Directions –
Would you restate all the data that follows, word for word?

[Figure data in JSON]

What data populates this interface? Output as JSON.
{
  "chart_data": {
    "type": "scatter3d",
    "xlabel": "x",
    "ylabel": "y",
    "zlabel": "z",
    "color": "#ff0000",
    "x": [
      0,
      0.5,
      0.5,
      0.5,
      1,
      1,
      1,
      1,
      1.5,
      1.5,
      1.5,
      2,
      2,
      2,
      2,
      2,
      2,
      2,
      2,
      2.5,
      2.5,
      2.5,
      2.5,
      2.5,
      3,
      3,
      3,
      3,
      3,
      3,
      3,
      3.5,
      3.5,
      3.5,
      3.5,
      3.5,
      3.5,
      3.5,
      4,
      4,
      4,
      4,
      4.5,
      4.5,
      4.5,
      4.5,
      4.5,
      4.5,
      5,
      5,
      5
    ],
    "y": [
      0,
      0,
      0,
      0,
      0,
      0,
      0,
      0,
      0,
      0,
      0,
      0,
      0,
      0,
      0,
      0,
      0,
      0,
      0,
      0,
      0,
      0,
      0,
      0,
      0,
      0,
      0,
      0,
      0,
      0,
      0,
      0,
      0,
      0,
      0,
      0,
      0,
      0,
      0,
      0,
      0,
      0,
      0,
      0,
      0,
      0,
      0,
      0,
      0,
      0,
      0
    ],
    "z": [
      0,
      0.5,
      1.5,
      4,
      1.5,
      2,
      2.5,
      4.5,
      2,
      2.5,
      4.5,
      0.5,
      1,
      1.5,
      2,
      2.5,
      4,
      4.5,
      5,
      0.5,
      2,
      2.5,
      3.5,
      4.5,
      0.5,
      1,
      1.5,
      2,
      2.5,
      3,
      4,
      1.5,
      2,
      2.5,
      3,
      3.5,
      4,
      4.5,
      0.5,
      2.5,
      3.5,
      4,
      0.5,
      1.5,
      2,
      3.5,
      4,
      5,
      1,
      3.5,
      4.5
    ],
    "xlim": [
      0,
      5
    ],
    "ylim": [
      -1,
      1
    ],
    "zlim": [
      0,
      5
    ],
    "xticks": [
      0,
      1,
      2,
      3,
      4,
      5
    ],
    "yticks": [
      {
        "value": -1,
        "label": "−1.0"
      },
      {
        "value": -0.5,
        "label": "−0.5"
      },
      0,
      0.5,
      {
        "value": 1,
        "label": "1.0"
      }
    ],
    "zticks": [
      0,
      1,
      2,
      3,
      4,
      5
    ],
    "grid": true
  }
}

Written solution –
What data populates this interface? Output as JSON.
{
  "chart_data": {
    "type": "scatter3d",
    "xlabel": "x",
    "ylabel": "y",
    "zlabel": "z",
    "color": "#ff0000",
    "x": [
      0,
      0.5,
      0.5,
      0.5,
      1,
      1,
      1,
      1,
      1.5,
      1.5,
      1.5,
      2,
      2,
      2,
      2,
      2,
      2,
      2,
      2,
      2.5,
      2.5,
      2.5,
      2.5,
      2.5,
      3,
      3,
      3,
      3,
      3,
      3,
      3,
      3.5,
      3.5,
      3.5,
      3.5,
      3.5,
      3.5,
      3.5,
      4,
      4,
      4,
      4,
      4.5,
      4.5,
      4.5,
      4.5,
      4.5,
      4.5,
      5,
      5,
      5
    ],
    "y": [
      0,
      0,
      0,
      0,
      0,
      0,
      0,
      0,
      0,
      0,
      0,
      0,
      0,
      0,
      0,
      0,
      0,
      0,
      0,
      0,
      0,
      0,
      0,
      0,
      0,
      0,
      0,
      0,
      0,
      0,
      0,
      0,
      0,
      0,
      0,
      0,
      0,
      0,
      0,
      0,
      0,
      0,
      0,
      0,
      0,
      0,
      0,
      0,
      0,
      0,
      0
    ],
    "z": [
      0,
      0.5,
      1.5,
      4,
      1.5,
      2,
      2.5,
      4.5,
      2,
      2.5,
      4.5,
      0.5,
      1,
      1.5,
      2,
      2.5,
      4,
      4.5,
      5,
      0.5,
      2,
      2.5,
      3.5,
      4.5,
      0.5,
      1,
      1.5,
      2,
      2.5,
      3,
      4,
      1.5,
      2,
      2.5,
      3,
      3.5,
      4,
      4.5,
      0.5,
      2.5,
      3.5,
      4,
      0.5,
      1.5,
      2,
      3.5,
      4,
      5,
      1,
      3.5,
      4.5
    ],
    "xlim": [
      0,
      5
    ],
    "ylim": [
      -1,
      1
    ],
    "zlim": [
      0,
      5
    ],
    "xticks": [
      0,
      1,
      2,
      3,
      4,
      5
    ],
    "yticks": [
      {
        "value": -1,
        "label": "−1.0"
      },
      {
        "value": -0.5,
        "label": "−0.5"
      },
      0,
      0.5,
      {
        "value": 1,
        "label": "1.0"
      }
    ],
    "zticks": [
      0,
      1,
      2,
      3,
      4,
      5
    ],
    "grid": true
  }
}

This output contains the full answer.